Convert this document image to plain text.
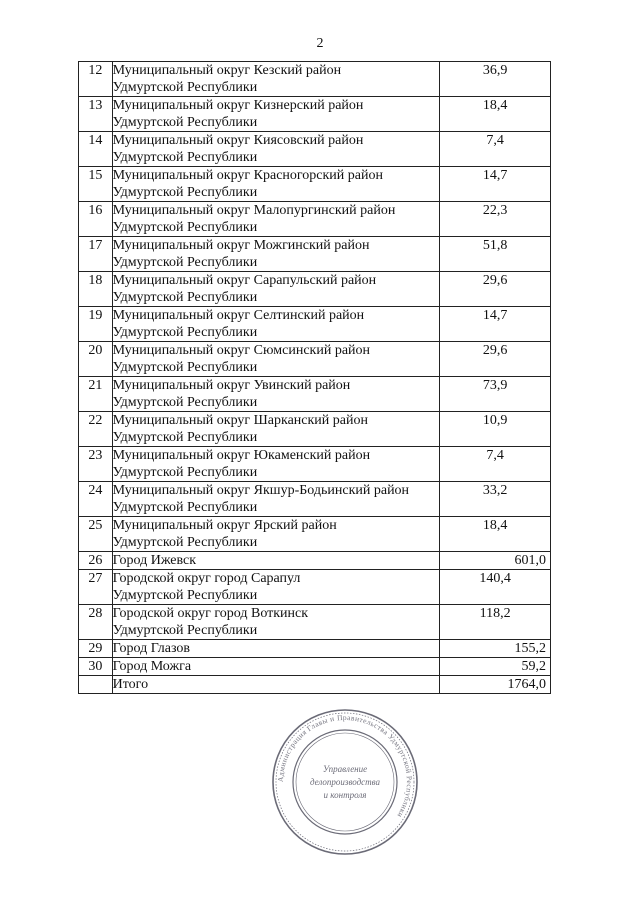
2
12	Муниципальный округ Кезский район
Удмуртской Республики	36,9
13	Муниципальный округ Кизнерский район
Удмуртской Республики	18,4
14	Муниципальный округ Киясовский район
Удмуртской Республики	7,4
15	Муниципальный округ Красногорский район
Удмуртской Республики	14,7
16	Муниципальный округ Малопургинский район
Удмуртской Республики	22,3
17	Муниципальный округ Можгинский район
Удмуртской Республики	51,8
18	Муниципальный округ Сарапульский район
Удмуртской Республики	29,6
19	Муниципальный округ Селтинский район
Удмуртской Республики	14,7
20	Муниципальный округ Сюмсинский район
Удмуртской Республики	29,6
21	Муниципальный округ Увинский район
Удмуртской Республики	73,9
22	Муниципальный округ Шарканский район
Удмуртской Республики	10,9
23	Муниципальный округ Юкаменский район
Удмуртской Республики	7,4
24	Муниципальный округ Якшур-Бодьинский район
Удмуртской Республики	33,2
25	Муниципальный округ Ярский район
Удмуртской Республики	18,4
26	Город Ижевск	601,0
27	Городской округ город Сарапул
Удмуртской Республики	140,4
28	Городской округ город Воткинск
Удмуртской Республики	118,2
29	Город Глазов	155,2
30	Город Можга	59,2
	Итого	1764,0
Администрация Главы и Правительства Удмуртской Республики
Управление
делопроизводства
и контроля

## TASK GOAL
Transcribe the material as is, with images omitted.

## OUTPUT FOR THIS EXERCISE
Convert this document image to plain text.
2
12	Муниципальный округ Кезский район
Удмуртской Республики	36,9
13	Муниципальный округ Кизнерский район
Удмуртской Республики	18,4
14	Муниципальный округ Киясовский район
Удмуртской Республики	7,4
15	Муниципальный округ Красногорский район
Удмуртской Республики	14,7
16	Муниципальный округ Малопургинский район
Удмуртской Республики	22,3
17	Муниципальный округ Можгинский район
Удмуртской Республики	51,8
18	Муниципальный округ Сарапульский район
Удмуртской Республики	29,6
19	Муниципальный округ Селтинский район
Удмуртской Республики	14,7
20	Муниципальный округ Сюмсинский район
Удмуртской Республики	29,6
21	Муниципальный округ Увинский район
Удмуртской Республики	73,9
22	Муниципальный округ Шарканский район
Удмуртской Республики	10,9
23	Муниципальный округ Юкаменский район
Удмуртской Республики	7,4
24	Муниципальный округ Якшур-Бодьинский район
Удмуртской Республики	33,2
25	Муниципальный округ Ярский район
Удмуртской Республики	18,4
26	Город Ижевск	601,0
27	Городской округ город Сарапул
Удмуртской Республики	140,4
28	Городской округ город Воткинск
Удмуртской Республики	118,2
29	Город Глазов	155,2
30	Город Можга	59,2
	Итого	1764,0
Администрация Главы и Правительства Удмуртской Республики
Управление
делопроизводства
и контроля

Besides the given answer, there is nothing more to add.